**Problem requirements**
Set down the records again. Every word and mark must match exactly.

(Stored data entries)

= = = =

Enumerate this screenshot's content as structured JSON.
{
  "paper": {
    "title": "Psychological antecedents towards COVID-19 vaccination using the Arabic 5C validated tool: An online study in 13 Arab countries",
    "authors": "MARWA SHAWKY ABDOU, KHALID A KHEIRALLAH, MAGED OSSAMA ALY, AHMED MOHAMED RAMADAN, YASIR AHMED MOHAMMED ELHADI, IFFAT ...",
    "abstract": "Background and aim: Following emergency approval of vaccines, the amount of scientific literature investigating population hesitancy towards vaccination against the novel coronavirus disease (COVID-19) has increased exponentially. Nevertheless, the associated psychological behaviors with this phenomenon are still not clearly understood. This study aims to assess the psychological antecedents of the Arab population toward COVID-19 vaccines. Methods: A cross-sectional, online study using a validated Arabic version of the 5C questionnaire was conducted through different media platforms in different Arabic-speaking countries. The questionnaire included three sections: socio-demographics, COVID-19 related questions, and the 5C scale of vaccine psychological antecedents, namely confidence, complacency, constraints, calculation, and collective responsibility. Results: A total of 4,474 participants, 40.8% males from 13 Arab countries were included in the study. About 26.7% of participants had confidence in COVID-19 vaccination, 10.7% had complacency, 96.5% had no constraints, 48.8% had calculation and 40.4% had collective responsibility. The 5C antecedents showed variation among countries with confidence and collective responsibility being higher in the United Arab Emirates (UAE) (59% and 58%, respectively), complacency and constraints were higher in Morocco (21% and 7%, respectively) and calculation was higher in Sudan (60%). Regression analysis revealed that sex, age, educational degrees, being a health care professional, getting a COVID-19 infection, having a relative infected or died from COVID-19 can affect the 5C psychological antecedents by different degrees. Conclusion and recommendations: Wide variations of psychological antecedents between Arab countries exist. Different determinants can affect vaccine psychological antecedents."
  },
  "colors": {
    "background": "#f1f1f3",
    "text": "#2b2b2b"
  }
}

= = = =

**Solution below**
Enumerate this screenshot's content as structured JSON.
{
  "paper": {
    "title": "Psychological antecedents towards COVID-19 vaccination using the Arabic 5C validated tool: An online study in 13 Arab countries",
    "authors": "MARWA SHAWKY ABDOU, KHALID A KHEIRALLAH, MAGED OSSAMA ALY, AHMED MOHAMED RAMADAN, YASIR AHMED MOHAMMED ELHADI, IFFAT ...",
    "abstract": "Background and aim: Following emergency approval of vaccines, the amount of scientific literature investigating population hesitancy towards vaccination against the novel coronavirus disease (COVID-19) has increased exponentially. Nevertheless, the associated psychological behaviors with this phenomenon are still not clearly understood. This study aims to assess the psychological antecedents of the Arab population toward COVID-19 vaccines. Methods: A cross-sectional, online study using a validated Arabic version of the 5C questionnaire was conducted through different media platforms in different Arabic-speaking countries. The questionnaire included three sections: socio-demographics, COVID-19 related questions, and the 5C scale of vaccine psychological antecedents, namely confidence, complacency, constraints, calculation, and collective responsibility. Results: A total of 4,474 participants, 40.8% males from 13 Arab countries were included in the study. About 26.7% of participants had confidence in COVID-19 vaccination, 10.7% had complacency, 96.5% had no constraints, 48.8% had calculation and 40.4% had collective responsibility. The 5C antecedents showed variation among countries with confidence and collective responsibility being higher in the United Arab Emirates (UAE) (59% and 58%, respectively), complacency and constraints were higher in Morocco (21% and 7%, respectively) and calculation was higher in Sudan (60%). Regression analysis revealed that sex, age, educational degrees, being a health care professional, getting a COVID-19 infection, having a relative infected or died from COVID-19 can affect the 5C psychological antecedents by different degrees. Conclusion and recommendations: Wide variations of psychological antecedents between Arab countries exist. Different determinants can affect vaccine psychological antecedents."
  },
  "colors": {
    "background": "#f1f1f3",
    "text": "#2b2b2b"
  }
}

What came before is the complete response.